[AIM] Assemble all lines in which the string "JSON" appears.

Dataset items
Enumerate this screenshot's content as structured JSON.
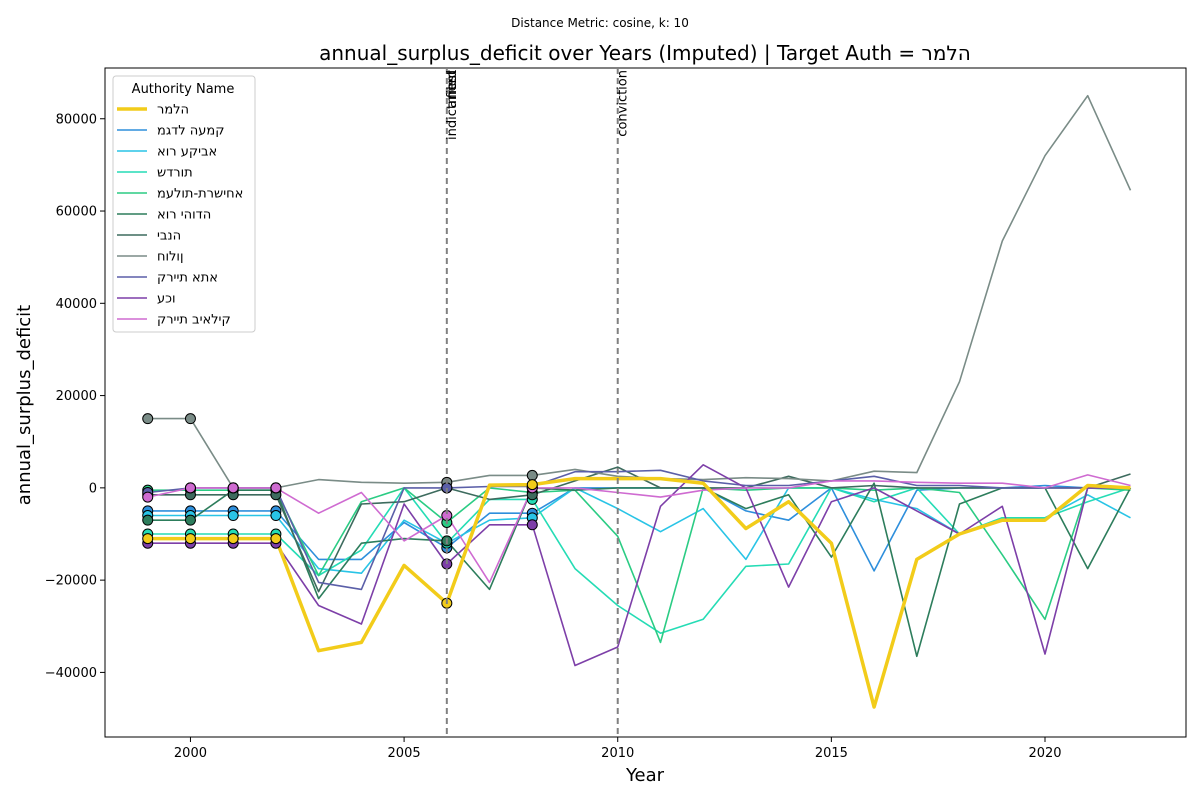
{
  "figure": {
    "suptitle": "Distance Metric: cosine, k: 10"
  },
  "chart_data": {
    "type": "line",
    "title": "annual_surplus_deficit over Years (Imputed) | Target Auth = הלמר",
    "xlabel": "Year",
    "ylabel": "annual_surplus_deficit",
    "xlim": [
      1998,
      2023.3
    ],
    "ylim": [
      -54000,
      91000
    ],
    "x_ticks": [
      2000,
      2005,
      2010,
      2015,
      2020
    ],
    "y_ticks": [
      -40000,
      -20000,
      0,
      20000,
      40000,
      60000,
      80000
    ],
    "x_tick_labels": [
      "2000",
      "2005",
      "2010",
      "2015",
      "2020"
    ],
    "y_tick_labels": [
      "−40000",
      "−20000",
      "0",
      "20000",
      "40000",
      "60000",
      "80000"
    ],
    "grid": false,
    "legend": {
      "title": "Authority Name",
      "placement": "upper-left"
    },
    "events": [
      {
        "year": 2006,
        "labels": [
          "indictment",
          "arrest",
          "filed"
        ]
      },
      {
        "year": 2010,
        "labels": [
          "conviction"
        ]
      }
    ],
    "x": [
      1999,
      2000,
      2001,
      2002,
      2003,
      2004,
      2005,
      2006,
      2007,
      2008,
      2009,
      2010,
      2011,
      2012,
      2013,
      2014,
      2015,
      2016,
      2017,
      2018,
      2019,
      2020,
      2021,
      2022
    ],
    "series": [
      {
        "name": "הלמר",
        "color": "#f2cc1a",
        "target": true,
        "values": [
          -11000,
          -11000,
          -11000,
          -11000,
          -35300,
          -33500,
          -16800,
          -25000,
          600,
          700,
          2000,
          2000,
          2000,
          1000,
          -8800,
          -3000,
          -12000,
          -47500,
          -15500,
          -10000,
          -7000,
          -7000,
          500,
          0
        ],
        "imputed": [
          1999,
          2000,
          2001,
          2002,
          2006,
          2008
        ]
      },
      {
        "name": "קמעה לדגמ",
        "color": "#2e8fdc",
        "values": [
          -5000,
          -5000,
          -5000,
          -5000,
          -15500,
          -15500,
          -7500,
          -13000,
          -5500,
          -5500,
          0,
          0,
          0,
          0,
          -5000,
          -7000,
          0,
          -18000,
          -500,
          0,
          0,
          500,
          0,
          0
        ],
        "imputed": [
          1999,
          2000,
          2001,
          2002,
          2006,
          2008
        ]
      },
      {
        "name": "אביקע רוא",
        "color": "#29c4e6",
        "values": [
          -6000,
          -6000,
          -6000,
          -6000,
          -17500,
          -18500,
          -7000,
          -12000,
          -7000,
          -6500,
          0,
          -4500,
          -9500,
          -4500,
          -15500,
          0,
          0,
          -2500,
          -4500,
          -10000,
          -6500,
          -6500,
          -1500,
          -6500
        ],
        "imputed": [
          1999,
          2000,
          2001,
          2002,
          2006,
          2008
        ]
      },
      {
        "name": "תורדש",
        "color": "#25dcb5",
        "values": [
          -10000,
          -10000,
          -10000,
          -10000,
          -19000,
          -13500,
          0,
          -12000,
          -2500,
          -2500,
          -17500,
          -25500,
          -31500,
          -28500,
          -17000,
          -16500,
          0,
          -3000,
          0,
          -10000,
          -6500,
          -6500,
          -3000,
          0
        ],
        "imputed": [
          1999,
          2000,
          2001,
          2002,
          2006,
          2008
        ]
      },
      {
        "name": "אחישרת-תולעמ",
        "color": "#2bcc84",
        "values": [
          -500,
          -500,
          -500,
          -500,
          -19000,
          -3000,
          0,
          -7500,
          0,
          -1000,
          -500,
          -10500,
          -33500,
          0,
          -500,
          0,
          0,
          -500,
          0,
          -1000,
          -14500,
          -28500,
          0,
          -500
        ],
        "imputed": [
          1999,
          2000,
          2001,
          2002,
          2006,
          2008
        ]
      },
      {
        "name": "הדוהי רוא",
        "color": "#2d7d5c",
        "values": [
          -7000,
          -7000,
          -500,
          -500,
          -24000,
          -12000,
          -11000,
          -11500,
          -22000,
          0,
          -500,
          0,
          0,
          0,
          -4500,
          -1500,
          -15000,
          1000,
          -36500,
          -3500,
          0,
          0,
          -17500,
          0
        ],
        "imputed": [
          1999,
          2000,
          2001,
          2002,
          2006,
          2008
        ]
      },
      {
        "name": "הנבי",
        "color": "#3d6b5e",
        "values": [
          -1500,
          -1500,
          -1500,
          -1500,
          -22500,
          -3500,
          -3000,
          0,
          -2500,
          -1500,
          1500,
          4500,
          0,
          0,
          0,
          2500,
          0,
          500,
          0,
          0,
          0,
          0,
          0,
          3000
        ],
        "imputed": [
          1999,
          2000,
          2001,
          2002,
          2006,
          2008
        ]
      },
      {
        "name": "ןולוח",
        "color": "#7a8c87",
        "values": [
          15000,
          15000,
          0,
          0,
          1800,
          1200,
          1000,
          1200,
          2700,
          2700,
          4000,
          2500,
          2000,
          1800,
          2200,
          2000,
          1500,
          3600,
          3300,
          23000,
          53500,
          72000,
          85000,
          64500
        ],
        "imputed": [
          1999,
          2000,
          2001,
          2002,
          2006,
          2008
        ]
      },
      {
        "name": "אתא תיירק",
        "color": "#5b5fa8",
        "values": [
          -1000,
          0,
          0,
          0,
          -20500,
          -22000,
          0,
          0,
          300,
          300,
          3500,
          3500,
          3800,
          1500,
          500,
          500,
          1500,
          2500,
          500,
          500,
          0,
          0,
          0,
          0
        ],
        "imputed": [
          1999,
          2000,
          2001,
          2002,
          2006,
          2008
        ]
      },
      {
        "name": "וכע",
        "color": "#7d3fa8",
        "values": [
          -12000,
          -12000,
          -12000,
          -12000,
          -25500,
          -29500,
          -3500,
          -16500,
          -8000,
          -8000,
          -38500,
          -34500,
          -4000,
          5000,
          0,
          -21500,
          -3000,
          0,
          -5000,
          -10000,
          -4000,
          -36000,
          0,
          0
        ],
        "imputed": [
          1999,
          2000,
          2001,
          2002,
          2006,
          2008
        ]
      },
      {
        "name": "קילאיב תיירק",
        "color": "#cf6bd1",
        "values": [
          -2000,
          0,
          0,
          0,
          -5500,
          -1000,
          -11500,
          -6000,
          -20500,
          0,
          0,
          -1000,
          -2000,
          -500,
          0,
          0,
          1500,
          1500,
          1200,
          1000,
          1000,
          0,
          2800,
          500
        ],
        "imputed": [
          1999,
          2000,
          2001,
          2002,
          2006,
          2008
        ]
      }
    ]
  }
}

...

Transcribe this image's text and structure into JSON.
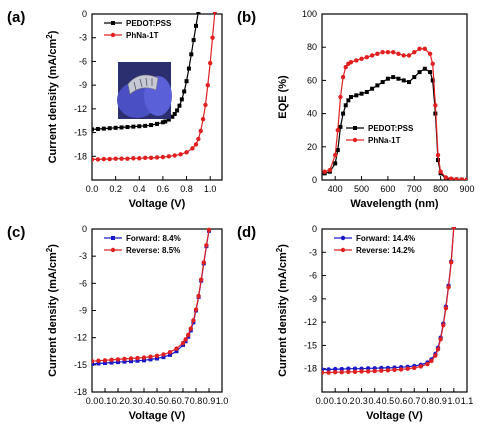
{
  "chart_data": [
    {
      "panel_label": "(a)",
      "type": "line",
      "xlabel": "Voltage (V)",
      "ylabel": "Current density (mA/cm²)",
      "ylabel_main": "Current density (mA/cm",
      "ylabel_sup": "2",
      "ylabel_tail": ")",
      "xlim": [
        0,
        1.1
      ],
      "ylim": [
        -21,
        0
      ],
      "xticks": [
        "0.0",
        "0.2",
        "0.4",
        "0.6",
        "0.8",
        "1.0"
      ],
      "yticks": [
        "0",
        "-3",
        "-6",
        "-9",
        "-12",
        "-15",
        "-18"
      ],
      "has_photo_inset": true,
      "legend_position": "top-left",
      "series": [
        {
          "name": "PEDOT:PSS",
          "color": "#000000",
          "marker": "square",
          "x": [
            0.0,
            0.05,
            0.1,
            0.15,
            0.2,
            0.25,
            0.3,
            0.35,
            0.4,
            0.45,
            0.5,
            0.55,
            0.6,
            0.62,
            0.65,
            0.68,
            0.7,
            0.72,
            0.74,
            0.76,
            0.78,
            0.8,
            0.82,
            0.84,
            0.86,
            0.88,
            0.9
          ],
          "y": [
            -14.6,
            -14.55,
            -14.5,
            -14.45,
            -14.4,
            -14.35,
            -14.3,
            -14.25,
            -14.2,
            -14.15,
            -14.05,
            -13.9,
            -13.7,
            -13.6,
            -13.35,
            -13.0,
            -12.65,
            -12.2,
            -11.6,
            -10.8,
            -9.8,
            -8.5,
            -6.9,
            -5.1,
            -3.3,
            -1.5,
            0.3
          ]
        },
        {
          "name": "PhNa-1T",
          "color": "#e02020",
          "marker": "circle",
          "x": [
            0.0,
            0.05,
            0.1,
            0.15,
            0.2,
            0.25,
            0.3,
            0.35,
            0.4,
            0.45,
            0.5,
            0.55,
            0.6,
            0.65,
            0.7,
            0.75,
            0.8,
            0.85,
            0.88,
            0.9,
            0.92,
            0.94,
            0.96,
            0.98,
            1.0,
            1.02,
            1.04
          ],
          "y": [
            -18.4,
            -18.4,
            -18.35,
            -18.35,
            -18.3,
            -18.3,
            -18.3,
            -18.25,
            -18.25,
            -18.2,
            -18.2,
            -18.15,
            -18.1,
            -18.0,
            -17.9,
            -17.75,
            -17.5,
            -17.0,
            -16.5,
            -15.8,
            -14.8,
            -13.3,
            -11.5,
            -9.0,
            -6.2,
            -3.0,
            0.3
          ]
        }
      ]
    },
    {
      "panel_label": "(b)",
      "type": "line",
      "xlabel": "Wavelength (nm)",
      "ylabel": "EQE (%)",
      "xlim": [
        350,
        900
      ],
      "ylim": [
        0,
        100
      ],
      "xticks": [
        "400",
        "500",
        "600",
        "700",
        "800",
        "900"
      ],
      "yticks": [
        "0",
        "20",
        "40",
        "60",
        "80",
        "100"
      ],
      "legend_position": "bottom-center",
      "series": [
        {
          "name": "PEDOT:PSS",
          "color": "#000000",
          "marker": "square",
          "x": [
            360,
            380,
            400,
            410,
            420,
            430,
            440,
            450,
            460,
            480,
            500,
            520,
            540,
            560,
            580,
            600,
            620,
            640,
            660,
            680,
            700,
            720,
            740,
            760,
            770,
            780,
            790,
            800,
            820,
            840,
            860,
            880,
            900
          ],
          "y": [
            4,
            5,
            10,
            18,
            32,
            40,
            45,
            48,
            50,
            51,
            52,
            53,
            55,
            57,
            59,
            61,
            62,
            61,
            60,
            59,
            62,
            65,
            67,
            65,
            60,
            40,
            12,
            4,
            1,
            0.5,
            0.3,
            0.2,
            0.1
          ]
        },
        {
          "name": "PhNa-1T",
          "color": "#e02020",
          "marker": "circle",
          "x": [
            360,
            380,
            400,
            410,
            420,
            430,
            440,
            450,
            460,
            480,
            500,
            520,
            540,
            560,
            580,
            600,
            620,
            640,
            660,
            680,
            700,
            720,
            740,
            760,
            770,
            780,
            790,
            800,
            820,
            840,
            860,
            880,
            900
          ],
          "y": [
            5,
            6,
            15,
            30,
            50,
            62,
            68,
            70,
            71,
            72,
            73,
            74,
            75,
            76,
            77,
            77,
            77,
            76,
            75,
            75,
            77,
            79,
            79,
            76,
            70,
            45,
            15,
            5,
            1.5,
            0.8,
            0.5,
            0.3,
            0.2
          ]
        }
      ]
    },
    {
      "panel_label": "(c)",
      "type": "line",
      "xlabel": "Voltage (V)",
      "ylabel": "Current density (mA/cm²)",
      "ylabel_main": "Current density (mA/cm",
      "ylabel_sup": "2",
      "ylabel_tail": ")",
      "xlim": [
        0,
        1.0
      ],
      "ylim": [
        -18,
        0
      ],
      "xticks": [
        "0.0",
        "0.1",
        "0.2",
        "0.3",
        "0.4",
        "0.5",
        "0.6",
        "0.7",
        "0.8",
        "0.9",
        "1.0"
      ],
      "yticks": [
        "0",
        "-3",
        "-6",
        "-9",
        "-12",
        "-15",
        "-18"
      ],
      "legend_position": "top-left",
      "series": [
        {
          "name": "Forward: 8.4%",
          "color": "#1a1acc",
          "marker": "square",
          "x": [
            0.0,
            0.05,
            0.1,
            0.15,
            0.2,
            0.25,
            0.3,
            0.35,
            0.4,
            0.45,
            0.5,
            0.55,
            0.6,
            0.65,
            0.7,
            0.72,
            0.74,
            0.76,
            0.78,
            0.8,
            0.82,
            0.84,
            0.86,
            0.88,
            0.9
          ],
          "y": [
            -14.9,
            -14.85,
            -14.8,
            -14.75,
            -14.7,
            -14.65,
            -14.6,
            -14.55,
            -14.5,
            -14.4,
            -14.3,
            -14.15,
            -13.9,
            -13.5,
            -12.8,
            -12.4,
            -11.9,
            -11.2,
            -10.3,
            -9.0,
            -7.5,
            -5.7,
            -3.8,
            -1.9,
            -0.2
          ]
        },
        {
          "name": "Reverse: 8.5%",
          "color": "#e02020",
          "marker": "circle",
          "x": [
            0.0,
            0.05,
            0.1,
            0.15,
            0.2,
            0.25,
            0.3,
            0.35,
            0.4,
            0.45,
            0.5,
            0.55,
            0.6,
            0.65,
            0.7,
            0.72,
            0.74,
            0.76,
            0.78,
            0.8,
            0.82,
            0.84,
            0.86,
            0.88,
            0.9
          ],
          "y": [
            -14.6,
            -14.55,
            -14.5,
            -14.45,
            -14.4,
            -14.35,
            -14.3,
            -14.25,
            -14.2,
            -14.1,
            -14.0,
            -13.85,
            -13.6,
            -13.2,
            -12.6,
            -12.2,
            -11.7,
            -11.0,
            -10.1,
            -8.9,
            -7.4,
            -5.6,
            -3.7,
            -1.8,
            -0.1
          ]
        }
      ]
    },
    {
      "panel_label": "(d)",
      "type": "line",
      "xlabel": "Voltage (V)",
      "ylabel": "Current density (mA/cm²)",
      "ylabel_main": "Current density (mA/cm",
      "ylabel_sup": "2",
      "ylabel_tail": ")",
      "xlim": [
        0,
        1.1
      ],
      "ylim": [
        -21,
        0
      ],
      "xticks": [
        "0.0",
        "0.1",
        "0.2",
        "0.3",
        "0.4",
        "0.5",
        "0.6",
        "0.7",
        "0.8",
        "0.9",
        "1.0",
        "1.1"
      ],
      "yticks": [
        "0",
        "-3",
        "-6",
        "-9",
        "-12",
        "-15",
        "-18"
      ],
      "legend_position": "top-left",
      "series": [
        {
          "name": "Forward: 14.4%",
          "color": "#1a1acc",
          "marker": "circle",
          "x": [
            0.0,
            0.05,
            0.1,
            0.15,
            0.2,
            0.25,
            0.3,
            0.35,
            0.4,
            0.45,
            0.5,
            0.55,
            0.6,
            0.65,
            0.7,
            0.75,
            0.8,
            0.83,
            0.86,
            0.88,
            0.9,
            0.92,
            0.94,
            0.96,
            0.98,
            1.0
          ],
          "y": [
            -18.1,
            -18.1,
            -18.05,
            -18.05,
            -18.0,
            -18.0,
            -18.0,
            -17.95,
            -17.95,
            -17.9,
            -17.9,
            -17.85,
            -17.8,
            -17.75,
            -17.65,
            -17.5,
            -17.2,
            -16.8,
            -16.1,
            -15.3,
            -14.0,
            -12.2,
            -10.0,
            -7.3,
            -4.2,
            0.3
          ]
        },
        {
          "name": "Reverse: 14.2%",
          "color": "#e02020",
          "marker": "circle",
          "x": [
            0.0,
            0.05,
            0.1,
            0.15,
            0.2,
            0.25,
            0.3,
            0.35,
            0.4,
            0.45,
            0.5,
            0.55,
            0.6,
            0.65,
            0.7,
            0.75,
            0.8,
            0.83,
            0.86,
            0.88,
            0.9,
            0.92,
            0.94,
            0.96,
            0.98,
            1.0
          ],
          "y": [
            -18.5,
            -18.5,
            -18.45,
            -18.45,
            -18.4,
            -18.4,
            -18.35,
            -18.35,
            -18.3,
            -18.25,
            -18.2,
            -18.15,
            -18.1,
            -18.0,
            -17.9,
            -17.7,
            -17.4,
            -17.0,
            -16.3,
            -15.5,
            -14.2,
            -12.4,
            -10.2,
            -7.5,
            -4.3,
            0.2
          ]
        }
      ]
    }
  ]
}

[SOLUTION FOR THIS PROBLEM]
Enumerate this screenshot's content as structured JSON.
Transcribe this image's text and structure into JSON.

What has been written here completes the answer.